* begin Information provided *

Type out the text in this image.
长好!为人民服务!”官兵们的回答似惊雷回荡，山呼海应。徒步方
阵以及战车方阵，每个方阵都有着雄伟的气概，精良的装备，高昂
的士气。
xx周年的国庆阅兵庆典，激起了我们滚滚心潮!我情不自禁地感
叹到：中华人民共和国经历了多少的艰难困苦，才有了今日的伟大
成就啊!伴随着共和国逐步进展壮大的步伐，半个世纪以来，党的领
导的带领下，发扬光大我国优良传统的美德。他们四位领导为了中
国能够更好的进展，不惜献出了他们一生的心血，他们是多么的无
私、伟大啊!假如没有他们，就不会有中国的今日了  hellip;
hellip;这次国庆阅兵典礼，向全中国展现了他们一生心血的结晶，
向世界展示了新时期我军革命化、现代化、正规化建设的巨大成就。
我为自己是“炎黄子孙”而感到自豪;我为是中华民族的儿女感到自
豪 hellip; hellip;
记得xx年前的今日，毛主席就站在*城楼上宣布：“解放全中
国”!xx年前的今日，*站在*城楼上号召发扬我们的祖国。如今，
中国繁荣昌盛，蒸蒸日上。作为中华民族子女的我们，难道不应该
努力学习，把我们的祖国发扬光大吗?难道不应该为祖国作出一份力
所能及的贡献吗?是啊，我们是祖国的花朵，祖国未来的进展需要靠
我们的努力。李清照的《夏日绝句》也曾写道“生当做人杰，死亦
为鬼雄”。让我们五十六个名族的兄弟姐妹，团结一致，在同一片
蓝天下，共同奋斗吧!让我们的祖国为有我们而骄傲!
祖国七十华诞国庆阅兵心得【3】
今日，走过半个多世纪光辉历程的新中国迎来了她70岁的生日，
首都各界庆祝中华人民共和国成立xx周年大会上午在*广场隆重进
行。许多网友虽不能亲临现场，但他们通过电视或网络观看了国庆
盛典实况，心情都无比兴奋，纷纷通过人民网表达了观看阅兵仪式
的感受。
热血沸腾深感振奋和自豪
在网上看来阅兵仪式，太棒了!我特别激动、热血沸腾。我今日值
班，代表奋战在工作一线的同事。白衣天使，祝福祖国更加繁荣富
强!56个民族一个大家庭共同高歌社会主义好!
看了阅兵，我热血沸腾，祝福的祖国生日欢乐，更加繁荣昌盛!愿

* end Information provided *

What you need to do → Please restate the records in full, word for word.

Correct response →
Type out the text in this image.
长好!为人民服务!”官兵们的回答似惊雷回荡，山呼海应。徒步方
阵以及战车方阵，每个方阵都有着雄伟的气概，精良的装备，高昂
的士气。
xx周年的国庆阅兵庆典，激起了我们滚滚心潮!我情不自禁地感
叹到：中华人民共和国经历了多少的艰难困苦，才有了今日的伟大
成就啊!伴随着共和国逐步进展壮大的步伐，半个世纪以来，党的领
导的带领下，发扬光大我国优良传统的美德。他们四位领导为了中
国能够更好的进展，不惜献出了他们一生的心血，他们是多么的无
私、伟大啊!假如没有他们，就不会有中国的今日了  hellip;
hellip;这次国庆阅兵典礼，向全中国展现了他们一生心血的结晶，
向世界展示了新时期我军革命化、现代化、正规化建设的巨大成就。
我为自己是“炎黄子孙”而感到自豪;我为是中华民族的儿女感到自
豪 hellip; hellip;
记得xx年前的今日，毛主席就站在*城楼上宣布：“解放全中
国”!xx年前的今日，*站在*城楼上号召发扬我们的祖国。如今，
中国繁荣昌盛，蒸蒸日上。作为中华民族子女的我们，难道不应该
努力学习，把我们的祖国发扬光大吗?难道不应该为祖国作出一份力
所能及的贡献吗?是啊，我们是祖国的花朵，祖国未来的进展需要靠
我们的努力。李清照的《夏日绝句》也曾写道“生当做人杰，死亦
为鬼雄”。让我们五十六个名族的兄弟姐妹，团结一致，在同一片
蓝天下，共同奋斗吧!让我们的祖国为有我们而骄傲!
祖国七十华诞国庆阅兵心得【3】
今日，走过半个多世纪光辉历程的新中国迎来了她70岁的生日，
首都各界庆祝中华人民共和国成立xx周年大会上午在*广场隆重进
行。许多网友虽不能亲临现场，但他们通过电视或网络观看了国庆
盛典实况，心情都无比兴奋，纷纷通过人民网表达了观看阅兵仪式
的感受。
热血沸腾深感振奋和自豪
在网上看来阅兵仪式，太棒了!我特别激动、热血沸腾。我今日值
班，代表奋战在工作一线的同事。白衣天使，祝福祖国更加繁荣富
强!56个民族一个大家庭共同高歌社会主义好!
看了阅兵，我热血沸腾，祝福的祖国生日欢乐，更加繁荣昌盛!愿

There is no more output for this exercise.